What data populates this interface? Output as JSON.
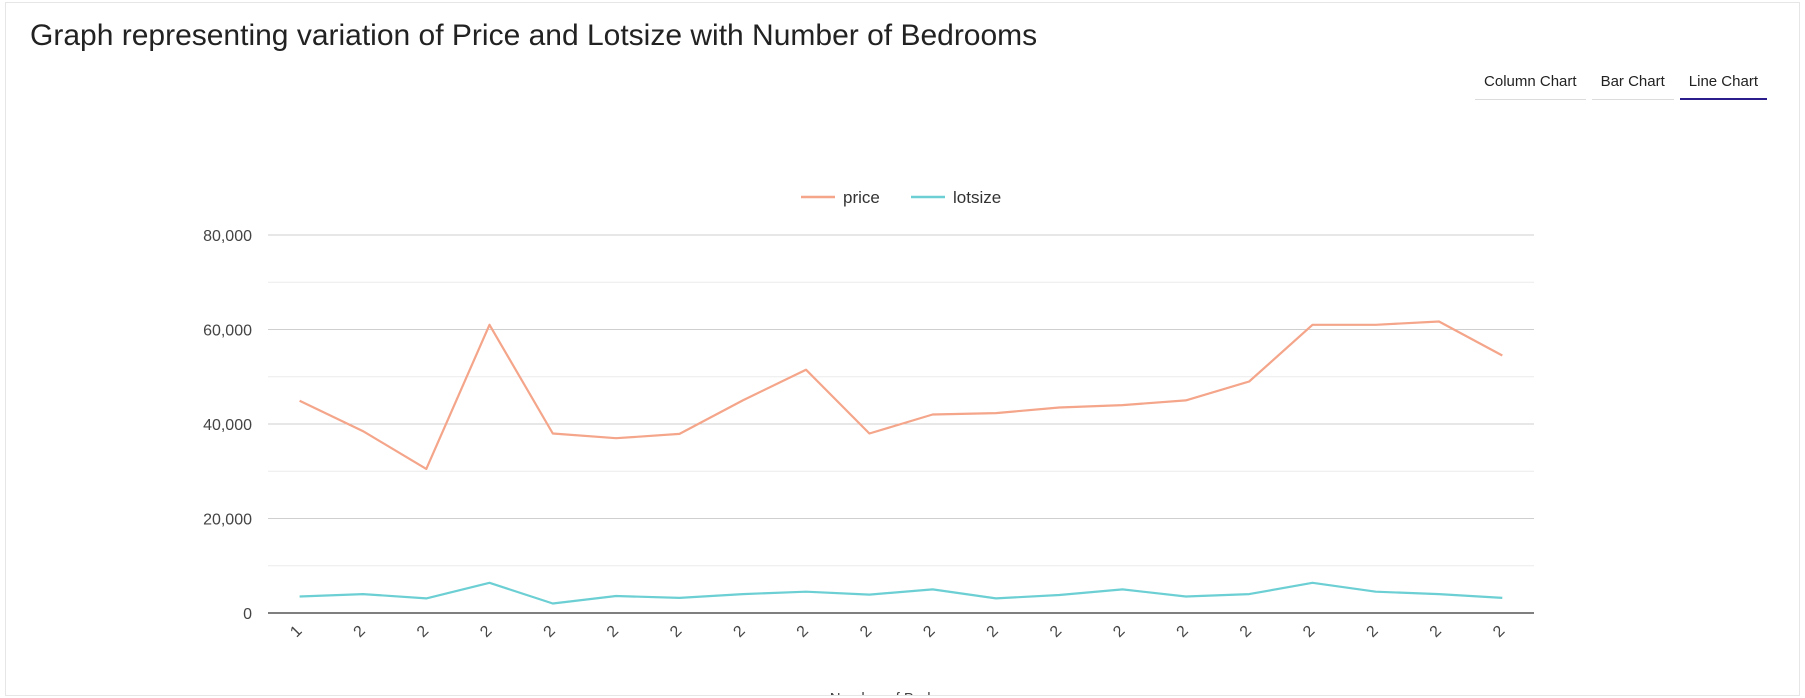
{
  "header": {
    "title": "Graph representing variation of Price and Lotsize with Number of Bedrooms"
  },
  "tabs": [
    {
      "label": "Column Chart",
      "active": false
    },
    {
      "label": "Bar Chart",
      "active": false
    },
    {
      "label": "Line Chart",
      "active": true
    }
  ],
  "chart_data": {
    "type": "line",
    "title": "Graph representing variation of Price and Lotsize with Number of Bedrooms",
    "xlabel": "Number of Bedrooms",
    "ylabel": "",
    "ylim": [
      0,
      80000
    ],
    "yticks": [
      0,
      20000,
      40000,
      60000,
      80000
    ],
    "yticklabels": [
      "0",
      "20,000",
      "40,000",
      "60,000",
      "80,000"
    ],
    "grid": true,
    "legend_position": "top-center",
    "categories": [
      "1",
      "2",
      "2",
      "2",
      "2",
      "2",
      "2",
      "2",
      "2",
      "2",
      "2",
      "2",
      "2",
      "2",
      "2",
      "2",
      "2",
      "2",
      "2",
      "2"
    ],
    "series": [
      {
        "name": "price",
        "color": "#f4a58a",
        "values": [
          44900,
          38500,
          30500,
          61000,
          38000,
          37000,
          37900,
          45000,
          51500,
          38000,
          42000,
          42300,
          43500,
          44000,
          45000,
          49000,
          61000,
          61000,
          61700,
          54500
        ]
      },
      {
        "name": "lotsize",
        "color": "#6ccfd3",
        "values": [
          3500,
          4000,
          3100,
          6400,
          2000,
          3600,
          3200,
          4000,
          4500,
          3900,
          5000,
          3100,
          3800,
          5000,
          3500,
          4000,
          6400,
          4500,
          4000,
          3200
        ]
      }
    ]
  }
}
...
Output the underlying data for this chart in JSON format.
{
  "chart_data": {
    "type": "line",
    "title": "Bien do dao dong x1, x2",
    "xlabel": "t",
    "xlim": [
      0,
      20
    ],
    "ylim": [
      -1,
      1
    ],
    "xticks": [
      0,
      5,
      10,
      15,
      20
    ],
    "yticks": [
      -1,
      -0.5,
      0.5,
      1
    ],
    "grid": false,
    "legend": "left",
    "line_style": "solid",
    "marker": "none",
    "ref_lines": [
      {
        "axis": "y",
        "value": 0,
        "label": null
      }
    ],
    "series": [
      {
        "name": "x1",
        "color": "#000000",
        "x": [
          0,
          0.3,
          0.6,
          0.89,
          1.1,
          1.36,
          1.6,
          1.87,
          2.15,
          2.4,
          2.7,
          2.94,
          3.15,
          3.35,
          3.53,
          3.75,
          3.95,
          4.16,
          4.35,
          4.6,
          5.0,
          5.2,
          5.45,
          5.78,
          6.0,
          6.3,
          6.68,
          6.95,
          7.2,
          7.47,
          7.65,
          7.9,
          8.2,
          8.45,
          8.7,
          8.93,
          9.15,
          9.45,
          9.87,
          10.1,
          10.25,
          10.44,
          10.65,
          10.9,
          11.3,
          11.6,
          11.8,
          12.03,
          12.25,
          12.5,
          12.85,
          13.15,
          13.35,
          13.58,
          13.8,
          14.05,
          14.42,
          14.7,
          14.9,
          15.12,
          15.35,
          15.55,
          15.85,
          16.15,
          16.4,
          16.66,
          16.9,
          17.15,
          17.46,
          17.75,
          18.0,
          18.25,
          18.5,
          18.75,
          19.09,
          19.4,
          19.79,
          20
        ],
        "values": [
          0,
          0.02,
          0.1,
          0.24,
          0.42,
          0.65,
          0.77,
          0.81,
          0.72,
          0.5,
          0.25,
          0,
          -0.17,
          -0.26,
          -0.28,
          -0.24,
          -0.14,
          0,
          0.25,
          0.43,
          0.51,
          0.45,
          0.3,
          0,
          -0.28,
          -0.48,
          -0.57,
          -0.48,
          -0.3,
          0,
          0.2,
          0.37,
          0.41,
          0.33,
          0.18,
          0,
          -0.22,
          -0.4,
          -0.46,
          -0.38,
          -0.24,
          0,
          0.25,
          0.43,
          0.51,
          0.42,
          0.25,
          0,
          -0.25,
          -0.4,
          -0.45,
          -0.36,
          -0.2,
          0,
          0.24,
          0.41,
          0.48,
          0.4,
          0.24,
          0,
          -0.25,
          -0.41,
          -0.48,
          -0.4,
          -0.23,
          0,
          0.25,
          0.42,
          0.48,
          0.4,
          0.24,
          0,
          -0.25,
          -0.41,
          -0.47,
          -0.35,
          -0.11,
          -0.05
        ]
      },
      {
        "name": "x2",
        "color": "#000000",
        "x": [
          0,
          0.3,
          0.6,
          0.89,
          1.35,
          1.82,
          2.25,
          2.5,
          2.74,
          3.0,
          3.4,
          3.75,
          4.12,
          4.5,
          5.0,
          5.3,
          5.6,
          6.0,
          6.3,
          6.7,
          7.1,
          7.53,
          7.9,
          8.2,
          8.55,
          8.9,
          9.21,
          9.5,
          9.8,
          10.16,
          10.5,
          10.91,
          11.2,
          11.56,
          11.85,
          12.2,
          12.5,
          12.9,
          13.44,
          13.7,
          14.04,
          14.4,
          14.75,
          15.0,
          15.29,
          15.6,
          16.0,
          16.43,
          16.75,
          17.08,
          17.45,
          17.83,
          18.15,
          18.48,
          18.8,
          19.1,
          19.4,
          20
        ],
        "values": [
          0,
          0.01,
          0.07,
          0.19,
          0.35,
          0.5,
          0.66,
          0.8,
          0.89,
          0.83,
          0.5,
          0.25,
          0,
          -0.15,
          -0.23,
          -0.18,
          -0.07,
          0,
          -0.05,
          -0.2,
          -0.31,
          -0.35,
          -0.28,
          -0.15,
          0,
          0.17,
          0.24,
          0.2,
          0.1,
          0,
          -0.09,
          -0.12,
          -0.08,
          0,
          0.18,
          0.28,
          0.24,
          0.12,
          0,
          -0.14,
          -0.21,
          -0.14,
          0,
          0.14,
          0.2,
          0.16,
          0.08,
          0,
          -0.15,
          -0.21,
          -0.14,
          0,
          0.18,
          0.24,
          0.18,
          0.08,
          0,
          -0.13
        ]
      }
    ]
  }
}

DO THIS
Search the data above for the word "Graph", then gather each line in which it appears.

SOLUTION BELOW
    "title": "Graph representing variation of Price and Lotsize with Number of Bedrooms"
    "title": "Graph representing variation of Price and Lotsize with Number of Bedrooms",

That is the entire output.